━━━ 阅读节选

「项目练习」亚马逊Kindle电子书商业分析
in 学习笔记 with 0 comment

「项目练习」亚马逊Kindle电子书商业分析

in 学习笔记 with 0 comment

项目背景介绍

image-20210512142513599.png

拥有电子阅读器和平板电脑的美国成年人比例变化折线图

由图上可知作为电子书阅读终端的电子阅读器和平板电脑已非常普及,说明电子书目前是非常普及的渠道。

数据说明:

image-20210512142810308.png

kindle小说电子书的商品详情界面(带有实体书和电子书两种销售渠道)及相关信息

image-20210512142912209.png

Product details中的ASIN信息、出版(上架)时间信息、排名信息、review信息

image-20210512143412980.png

listing详情页中的review信息(包括review生成时间和评分)

image-20210512143436900.png

亚马逊第三方插件Helium 10展现的排名和价格波动信息

数据处理思路

image-20210512144210685.png

Kindle电子书上架时间与平装本书籍上架时间差异的分布图

处理思路:数据采集→数据清理→数据分析

数据处理

以K-H-P(kindle-hardcover-paperback)发售顺序数据代码为例
共有6个渠道:H-K-P、H-P-K、K-H-P、K-P-H、P-H-K、P-K-H

多批量文件/数据读取

import os

# 读取文件夹K-H-P下所有excel文件
file_path='C:\\Users\\KAME\\Desktop\\Python\\kindle\\K-H-P'
file_list=os.listdir(file_path)

数据处理

# 创建回归计算用的字典1
data_regression={'kindleBSR':[],'lnkindleBSR':[],'kindleNP':[],'lnkindleNP':[],'dummy_hardbook':[],
                     'hardbookBSR':[],'hardbookNP':[],'dummy_paperbook':[],'paperbookBSR':[],'paperbookNP':[],'time':[],'lntime':[],
                     'time_lnprice':[],'sub_paper_lnprice':[],'sub_hard_lnprice':[],'dummy_best_paperbook':[],'dummy_best_hardbook':[],
                'dummy_printedbook':[],'dummy_best_printedbook':[],'sub_printed_lnprice':[],'constant':[],'Nreview':[],
                 'lnNreview':[],'review':[],'lnreview':[],'high review fraction':[],'ln_high review fraction':[],
                'ratio_review':[],'ln_ratio_review':[],'RP':[],'DPR':[],'lnRP':[],'lnDPR':[]}
import numpy as np
import pandas as pd

maximum=0
timer=0
average_sum=0
ASIN=''
number=0
sum_R_Statistic=0
list_R_Statistic=[]
number_lowR_Statistic=0

for asin in file_list:
    data=pd.read_excel(file_path+'\\'+asin) 
    
    # 547表示excel有547天
    for j in range(547):
        # 第一步:判断kindleBSR是否为空
        if data.loc[j,'kindleBSR']>=0: 
            data_regression['kindleBSR'].append(data.loc[j,'kindleBSR'])
            data_regression['kindleNP'].append(data.loc[j,'kindleNP'])
            data_regression['time'].append(data.loc[j,'KindleStarttime'])
            data_regression['constant'].append(1)
            data_regression['RP'].append(data.loc[j,'PSUM'])
            if data.loc[j,'review评分']>=0:
                data_regression['review'].append(data.loc[j,'review评分'])

━━━━━━

> [练习任务]:
- A) 下面三种说法和这篇Kindle电子书分析文章的内容一致吗？每条回答“是”或“否”，并原样引用文中起决定作用的字句。(i) 文中列出的发售顺序渠道一共6个；(ii) 代码里说明每个Excel文件包含365天的数据；(iii) 文中的处理思路是先做数据分析，再做数据采集。
- B) 把记录里从包含“Decompose this screenshot”的那一行起，到包含“- region-crimea: [665, 379, 709, 405]”的那一行为止（含这两行）的内容改写成Markdown表格，略去空行。表格分两列，列名为“序号”和“内容”。

━━━ 数据记录

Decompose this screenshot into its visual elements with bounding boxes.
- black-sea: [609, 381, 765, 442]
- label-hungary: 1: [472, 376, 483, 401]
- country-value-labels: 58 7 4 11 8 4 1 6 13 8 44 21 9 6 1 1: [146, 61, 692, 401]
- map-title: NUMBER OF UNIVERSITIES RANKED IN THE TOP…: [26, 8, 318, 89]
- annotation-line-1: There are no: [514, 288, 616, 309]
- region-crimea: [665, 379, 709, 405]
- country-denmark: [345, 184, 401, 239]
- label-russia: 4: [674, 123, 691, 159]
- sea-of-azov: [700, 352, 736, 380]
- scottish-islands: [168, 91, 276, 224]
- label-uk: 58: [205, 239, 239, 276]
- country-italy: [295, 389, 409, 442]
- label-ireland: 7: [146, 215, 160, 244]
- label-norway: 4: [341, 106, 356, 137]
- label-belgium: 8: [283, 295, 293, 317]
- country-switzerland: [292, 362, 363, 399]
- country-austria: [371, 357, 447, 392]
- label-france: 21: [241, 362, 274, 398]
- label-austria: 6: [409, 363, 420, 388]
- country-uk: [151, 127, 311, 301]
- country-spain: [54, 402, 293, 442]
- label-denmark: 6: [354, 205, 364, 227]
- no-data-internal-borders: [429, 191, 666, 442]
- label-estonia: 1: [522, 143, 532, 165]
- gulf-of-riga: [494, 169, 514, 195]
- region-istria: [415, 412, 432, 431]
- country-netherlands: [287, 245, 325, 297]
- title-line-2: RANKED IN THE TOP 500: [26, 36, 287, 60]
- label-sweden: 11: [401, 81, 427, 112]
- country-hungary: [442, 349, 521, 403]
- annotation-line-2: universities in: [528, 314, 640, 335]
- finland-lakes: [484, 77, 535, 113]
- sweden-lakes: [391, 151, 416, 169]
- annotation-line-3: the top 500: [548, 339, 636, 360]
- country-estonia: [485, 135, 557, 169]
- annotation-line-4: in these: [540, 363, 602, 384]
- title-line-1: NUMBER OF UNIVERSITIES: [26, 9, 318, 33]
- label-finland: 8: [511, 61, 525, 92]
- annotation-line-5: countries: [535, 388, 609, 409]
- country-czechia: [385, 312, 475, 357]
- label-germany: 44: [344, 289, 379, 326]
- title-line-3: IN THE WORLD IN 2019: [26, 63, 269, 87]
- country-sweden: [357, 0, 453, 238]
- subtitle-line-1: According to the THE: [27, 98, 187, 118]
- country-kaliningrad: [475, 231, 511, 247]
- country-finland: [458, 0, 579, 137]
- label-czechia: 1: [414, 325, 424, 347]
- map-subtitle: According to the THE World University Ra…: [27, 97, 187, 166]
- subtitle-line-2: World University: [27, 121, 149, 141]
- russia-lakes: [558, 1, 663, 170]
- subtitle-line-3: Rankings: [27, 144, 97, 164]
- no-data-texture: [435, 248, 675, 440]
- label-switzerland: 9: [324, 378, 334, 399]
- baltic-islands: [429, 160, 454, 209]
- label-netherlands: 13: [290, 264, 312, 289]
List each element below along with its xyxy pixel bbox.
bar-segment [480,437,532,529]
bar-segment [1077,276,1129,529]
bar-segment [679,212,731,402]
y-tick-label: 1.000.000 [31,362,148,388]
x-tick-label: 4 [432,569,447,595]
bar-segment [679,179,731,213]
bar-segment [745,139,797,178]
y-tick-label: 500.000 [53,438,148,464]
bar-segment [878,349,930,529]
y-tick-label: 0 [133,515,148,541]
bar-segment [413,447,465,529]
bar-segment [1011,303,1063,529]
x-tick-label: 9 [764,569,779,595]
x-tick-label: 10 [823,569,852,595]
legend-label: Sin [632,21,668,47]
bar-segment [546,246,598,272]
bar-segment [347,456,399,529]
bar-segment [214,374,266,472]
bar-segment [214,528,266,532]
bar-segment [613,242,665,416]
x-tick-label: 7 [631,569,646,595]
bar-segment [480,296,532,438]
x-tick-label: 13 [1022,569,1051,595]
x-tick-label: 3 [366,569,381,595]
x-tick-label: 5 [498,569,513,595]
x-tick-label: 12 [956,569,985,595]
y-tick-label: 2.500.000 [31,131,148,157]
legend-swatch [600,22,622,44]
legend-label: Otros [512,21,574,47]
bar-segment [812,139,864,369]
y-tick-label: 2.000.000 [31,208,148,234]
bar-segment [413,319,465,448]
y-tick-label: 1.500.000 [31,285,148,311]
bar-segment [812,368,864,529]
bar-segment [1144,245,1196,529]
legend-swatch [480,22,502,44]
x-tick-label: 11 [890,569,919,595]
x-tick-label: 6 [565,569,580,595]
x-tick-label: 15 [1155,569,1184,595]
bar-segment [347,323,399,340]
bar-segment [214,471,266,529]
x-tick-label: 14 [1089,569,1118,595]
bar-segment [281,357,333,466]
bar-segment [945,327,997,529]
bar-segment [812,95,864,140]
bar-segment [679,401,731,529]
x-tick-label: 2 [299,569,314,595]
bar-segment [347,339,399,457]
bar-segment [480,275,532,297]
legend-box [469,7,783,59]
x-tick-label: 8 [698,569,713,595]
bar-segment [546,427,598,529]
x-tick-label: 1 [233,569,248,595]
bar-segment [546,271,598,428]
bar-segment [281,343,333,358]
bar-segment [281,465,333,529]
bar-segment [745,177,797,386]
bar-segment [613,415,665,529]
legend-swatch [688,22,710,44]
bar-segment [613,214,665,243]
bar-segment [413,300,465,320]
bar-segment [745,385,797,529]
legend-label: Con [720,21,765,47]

━━━━━━
━━━ 数据记录

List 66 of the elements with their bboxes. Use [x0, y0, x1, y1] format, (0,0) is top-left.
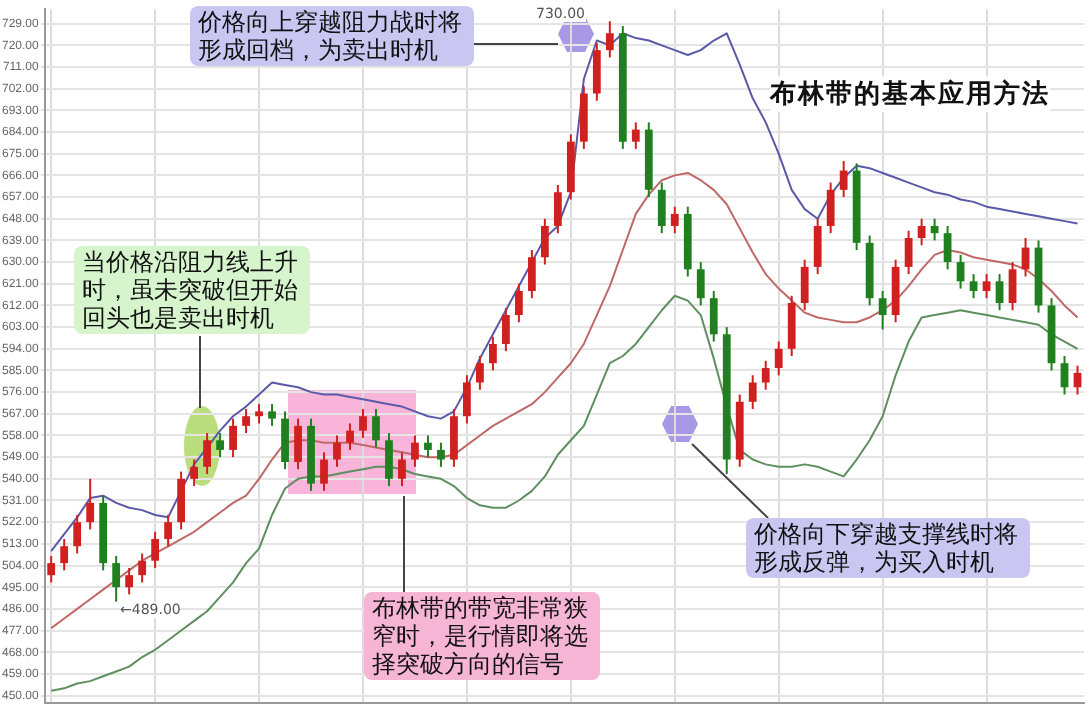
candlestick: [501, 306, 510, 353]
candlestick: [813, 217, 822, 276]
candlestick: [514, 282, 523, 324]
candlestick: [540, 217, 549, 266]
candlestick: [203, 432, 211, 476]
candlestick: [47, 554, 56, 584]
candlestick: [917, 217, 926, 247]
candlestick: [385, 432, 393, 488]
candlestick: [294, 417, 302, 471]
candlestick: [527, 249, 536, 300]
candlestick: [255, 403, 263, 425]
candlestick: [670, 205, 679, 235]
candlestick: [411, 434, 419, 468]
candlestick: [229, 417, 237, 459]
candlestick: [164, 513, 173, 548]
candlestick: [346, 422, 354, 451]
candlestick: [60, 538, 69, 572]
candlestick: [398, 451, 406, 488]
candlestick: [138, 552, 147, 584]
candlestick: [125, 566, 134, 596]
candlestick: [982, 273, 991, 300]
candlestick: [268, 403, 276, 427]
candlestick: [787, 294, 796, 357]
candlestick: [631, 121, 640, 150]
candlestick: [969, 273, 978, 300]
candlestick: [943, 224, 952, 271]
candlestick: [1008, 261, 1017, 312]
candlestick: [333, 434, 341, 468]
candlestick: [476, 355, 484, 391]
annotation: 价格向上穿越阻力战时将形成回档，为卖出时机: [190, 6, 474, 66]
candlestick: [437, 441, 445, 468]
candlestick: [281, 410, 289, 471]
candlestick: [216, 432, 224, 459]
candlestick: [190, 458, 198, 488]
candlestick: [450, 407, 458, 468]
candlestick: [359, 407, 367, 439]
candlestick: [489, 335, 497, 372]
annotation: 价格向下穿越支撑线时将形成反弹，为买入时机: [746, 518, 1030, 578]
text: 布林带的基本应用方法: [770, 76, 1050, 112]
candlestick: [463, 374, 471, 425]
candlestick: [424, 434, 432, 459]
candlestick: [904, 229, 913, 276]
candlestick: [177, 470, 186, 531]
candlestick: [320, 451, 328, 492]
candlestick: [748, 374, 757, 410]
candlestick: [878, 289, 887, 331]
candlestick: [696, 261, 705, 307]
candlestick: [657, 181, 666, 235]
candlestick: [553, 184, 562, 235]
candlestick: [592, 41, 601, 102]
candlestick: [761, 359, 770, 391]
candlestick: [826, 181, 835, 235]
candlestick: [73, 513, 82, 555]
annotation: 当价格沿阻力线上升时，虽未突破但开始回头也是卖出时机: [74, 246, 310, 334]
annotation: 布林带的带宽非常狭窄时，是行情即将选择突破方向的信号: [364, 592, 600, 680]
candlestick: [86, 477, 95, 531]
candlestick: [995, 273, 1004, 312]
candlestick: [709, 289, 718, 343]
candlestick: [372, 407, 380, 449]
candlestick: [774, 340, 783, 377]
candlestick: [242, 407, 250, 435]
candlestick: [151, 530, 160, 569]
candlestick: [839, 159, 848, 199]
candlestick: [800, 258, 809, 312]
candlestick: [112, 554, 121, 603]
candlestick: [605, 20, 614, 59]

━━━━━━
━━━ 数据记录

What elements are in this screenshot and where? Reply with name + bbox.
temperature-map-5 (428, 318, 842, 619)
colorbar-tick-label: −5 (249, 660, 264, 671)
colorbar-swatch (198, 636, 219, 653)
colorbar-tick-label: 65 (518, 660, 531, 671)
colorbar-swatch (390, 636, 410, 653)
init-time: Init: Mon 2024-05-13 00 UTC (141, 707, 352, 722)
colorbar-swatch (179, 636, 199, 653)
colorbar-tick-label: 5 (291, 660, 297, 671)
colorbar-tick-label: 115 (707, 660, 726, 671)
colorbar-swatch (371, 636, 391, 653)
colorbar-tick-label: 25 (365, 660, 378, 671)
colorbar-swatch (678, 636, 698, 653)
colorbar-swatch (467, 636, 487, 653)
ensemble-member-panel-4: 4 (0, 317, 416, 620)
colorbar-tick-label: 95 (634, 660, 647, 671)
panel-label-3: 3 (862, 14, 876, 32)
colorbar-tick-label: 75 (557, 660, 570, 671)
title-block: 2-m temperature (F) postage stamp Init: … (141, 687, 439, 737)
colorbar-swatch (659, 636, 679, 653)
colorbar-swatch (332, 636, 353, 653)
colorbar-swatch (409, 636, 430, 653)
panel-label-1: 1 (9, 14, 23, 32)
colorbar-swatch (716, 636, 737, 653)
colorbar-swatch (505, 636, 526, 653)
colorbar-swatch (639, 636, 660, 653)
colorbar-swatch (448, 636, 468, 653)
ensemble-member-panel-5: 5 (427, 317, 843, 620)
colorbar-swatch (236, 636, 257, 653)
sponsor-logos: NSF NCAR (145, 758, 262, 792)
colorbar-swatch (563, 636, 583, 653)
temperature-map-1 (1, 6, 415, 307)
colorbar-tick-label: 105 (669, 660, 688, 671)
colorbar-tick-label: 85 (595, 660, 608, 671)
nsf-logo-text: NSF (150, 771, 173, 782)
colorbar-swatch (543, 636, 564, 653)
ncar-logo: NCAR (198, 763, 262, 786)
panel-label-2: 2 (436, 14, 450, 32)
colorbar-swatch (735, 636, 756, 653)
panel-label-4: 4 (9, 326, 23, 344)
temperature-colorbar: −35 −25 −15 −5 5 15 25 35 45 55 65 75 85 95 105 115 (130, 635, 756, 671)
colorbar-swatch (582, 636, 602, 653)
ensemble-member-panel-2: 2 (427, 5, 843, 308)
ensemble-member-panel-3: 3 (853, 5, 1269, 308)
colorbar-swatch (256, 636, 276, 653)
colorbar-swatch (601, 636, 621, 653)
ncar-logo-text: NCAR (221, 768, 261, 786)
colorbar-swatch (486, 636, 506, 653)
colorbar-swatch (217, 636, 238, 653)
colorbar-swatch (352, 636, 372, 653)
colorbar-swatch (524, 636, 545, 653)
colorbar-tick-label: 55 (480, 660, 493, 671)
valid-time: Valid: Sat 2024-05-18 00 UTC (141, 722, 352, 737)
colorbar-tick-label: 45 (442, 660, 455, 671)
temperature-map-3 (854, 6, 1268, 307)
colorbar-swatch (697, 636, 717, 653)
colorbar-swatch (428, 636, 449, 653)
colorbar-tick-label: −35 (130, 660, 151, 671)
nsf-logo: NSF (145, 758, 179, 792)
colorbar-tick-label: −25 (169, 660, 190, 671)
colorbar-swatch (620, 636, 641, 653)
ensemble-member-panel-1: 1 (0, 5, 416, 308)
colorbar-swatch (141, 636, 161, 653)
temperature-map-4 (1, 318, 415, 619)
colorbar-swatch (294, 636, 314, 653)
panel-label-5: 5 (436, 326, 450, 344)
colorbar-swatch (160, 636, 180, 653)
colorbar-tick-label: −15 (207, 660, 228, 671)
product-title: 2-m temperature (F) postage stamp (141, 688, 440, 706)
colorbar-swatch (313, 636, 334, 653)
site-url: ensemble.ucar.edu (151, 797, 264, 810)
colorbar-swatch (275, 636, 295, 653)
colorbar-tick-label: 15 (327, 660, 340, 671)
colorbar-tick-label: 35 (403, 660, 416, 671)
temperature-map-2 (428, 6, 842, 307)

━━━━━━

> [依次答案]:
- A)
(i) 是。“共有6个渠道:H-K-P、H-P-K、K-H-P、K-P-H、P-H-K、P-K-H”
(ii) 否。“# 547表示excel有547天”
(iii) 否。“处理思路:数据采集→数据清理→数据分析”

- B)
| 序号 | 内容 |
|---|---|
| 1 | Decompose this screenshot into its visual elements with bounding boxes. |
| 2 | - black-sea: [609, 381, 765, 442] |
| 3 | - label-hungary: 1: [472, 376, 483, 401] |
| 4 | - country-value-labels: 58 7 4 11 8 4 1 6 13 8 44 21 9 6 1 1: [146, 61, 692, 401] |
| 5 | - map-title: NUMBER OF UNIVERSITIES RANKED IN THE TOP…: [26, 8, 318, 89] |
| 6 | - annotation-line-1: There are no: [514, 288, 616, 309] |
| 7 | - region-crimea: [665, 379, 709, 405] |